### Records supplied

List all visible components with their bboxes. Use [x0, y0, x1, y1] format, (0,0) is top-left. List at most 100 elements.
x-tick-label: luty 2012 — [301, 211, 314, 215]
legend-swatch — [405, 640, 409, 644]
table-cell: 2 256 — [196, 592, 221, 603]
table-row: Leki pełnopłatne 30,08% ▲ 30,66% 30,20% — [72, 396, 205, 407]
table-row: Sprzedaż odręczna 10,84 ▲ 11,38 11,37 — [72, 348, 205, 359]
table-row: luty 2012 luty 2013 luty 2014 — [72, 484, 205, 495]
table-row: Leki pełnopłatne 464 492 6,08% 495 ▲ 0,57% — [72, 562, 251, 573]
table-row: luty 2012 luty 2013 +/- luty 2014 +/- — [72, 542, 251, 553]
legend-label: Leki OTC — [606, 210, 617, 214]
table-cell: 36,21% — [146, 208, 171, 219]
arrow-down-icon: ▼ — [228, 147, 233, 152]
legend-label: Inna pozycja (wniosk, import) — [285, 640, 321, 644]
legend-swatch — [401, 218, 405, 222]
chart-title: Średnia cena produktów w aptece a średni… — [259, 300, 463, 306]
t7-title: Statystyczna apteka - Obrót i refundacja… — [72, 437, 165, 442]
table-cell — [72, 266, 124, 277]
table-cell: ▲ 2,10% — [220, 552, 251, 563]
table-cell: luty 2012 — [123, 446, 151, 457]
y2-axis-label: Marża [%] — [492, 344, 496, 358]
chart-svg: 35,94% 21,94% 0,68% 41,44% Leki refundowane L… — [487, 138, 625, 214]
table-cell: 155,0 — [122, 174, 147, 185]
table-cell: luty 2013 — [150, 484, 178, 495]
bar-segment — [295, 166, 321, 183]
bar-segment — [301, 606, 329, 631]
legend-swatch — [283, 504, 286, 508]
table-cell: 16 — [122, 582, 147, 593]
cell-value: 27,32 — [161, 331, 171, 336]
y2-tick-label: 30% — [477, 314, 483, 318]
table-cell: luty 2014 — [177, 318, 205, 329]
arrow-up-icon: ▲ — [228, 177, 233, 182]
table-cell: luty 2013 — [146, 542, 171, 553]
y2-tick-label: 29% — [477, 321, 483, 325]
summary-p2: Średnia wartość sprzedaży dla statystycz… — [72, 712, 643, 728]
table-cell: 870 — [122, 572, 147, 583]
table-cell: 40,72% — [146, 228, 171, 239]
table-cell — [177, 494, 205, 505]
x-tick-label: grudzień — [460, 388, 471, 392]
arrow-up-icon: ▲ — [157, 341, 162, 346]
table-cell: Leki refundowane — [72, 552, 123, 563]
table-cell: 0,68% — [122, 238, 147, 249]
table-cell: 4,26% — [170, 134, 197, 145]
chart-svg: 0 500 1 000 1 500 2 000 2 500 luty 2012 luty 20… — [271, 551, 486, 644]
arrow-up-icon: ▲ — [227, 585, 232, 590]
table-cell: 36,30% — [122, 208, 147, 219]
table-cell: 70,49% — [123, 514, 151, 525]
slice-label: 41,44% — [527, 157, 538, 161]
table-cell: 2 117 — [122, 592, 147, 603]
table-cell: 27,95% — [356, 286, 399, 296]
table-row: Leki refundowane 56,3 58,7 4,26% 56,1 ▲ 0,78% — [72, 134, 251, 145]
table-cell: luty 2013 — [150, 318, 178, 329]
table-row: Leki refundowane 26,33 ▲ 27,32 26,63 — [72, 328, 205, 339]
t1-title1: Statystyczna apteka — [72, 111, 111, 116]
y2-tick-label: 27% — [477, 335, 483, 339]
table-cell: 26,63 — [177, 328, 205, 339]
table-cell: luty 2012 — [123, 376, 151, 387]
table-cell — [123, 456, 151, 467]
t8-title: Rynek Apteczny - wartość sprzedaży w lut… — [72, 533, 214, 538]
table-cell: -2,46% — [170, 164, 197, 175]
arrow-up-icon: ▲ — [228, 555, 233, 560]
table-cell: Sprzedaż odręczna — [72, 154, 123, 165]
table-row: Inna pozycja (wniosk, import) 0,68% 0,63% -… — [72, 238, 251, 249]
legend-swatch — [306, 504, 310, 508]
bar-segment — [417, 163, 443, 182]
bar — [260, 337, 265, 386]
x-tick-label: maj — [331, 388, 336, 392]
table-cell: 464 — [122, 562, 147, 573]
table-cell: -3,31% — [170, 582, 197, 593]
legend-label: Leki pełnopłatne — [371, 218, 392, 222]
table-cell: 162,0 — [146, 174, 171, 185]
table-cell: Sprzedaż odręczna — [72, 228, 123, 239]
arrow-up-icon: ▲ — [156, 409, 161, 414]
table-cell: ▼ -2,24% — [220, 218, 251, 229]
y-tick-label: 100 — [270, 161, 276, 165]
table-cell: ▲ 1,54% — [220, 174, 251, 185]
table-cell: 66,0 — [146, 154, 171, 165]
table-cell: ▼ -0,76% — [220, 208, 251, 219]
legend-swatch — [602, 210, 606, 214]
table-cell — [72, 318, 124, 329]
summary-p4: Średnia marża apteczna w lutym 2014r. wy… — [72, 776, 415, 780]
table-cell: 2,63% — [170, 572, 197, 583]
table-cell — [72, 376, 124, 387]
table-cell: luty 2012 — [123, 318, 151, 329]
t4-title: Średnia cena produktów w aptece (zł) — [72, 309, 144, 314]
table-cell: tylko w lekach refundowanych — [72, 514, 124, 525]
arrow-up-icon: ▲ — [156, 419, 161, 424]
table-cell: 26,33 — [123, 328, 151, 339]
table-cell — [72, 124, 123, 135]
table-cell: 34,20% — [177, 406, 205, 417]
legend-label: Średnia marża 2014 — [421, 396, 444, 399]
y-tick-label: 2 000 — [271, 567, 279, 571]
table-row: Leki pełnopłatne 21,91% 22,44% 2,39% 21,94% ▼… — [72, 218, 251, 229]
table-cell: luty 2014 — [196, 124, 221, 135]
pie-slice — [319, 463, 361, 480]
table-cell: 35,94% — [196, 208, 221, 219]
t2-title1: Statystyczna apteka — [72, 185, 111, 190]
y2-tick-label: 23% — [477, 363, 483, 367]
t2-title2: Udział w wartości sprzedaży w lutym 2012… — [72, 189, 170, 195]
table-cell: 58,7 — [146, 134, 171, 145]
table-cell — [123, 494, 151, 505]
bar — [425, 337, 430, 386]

######
### Records supplied

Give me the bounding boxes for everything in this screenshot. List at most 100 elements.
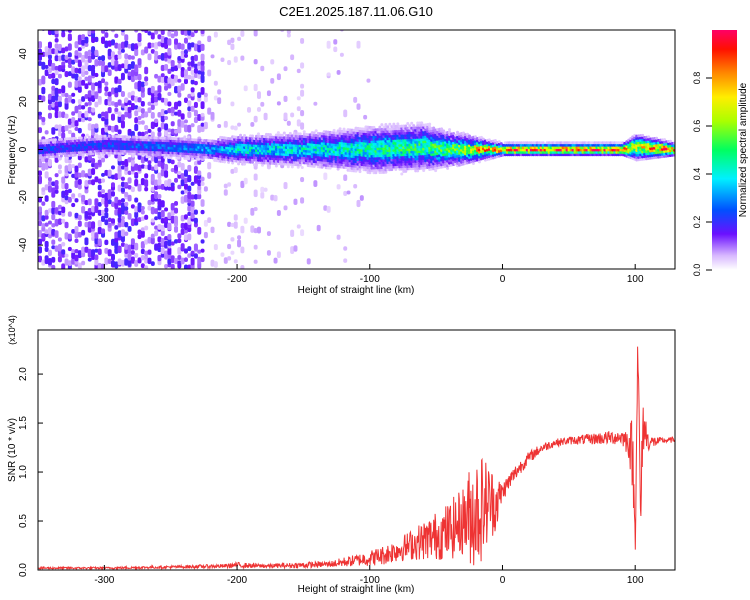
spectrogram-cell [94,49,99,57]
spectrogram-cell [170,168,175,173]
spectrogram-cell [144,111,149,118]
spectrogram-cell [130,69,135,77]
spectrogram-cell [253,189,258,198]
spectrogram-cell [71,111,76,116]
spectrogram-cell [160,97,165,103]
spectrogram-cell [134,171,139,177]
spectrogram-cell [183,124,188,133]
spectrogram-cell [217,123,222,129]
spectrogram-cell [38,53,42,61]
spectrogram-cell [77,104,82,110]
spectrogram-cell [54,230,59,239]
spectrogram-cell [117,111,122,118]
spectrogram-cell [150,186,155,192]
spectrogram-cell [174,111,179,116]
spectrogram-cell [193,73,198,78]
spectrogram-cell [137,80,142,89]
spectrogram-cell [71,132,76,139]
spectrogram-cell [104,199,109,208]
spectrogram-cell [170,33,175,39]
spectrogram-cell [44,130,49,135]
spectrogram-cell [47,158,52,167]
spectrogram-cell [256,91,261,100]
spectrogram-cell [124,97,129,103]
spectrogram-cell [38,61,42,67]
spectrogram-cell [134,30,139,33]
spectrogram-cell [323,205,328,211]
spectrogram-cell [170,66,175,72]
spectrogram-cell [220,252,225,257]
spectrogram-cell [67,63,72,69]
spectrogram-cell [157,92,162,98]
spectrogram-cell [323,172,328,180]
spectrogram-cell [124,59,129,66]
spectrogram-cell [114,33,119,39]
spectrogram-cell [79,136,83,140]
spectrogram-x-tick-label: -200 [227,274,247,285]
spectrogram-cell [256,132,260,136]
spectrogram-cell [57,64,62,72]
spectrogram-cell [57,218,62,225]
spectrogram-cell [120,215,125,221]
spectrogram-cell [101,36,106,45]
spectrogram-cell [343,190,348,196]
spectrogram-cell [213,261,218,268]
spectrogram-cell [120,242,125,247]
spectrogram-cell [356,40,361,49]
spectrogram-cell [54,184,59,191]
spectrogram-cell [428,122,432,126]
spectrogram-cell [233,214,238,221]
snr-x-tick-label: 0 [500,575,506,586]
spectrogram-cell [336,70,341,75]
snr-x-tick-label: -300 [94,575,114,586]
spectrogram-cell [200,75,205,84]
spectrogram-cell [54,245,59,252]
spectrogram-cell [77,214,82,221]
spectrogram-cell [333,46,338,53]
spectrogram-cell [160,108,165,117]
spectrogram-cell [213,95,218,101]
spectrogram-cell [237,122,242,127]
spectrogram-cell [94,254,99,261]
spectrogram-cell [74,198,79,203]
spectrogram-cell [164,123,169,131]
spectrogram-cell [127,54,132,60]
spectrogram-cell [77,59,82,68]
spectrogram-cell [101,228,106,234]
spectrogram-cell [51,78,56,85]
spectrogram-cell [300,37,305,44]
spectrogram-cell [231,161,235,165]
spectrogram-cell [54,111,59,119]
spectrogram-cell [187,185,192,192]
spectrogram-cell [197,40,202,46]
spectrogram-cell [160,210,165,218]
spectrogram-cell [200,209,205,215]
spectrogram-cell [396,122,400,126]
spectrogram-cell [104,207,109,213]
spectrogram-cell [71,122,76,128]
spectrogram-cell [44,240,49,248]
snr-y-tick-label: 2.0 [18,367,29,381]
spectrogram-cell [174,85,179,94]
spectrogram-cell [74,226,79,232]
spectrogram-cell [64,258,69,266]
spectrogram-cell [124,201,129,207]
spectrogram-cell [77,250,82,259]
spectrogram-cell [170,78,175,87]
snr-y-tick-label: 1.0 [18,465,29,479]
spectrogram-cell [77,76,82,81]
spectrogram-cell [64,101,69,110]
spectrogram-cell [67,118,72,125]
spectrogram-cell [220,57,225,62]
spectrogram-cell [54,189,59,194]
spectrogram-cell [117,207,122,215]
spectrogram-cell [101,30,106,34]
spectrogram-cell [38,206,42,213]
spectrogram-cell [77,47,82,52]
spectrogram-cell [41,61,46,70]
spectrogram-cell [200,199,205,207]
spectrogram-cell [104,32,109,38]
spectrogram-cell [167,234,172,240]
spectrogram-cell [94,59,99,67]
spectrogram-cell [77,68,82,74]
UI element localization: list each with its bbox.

######

__Stated problem__
Pull out every line from the one containing "spectrogram-cell [94,49,99,57]" down to the one containing "spectrogram-cell [183,124,188,133]", including both, and reproduce them unchanged.

__Output for this exercise__
spectrogram-cell [94,49,99,57]
spectrogram-cell [170,168,175,173]
spectrogram-cell [144,111,149,118]
spectrogram-cell [130,69,135,77]
spectrogram-cell [253,189,258,198]
spectrogram-cell [71,111,76,116]
spectrogram-cell [160,97,165,103]
spectrogram-cell [134,171,139,177]
spectrogram-cell [183,124,188,133]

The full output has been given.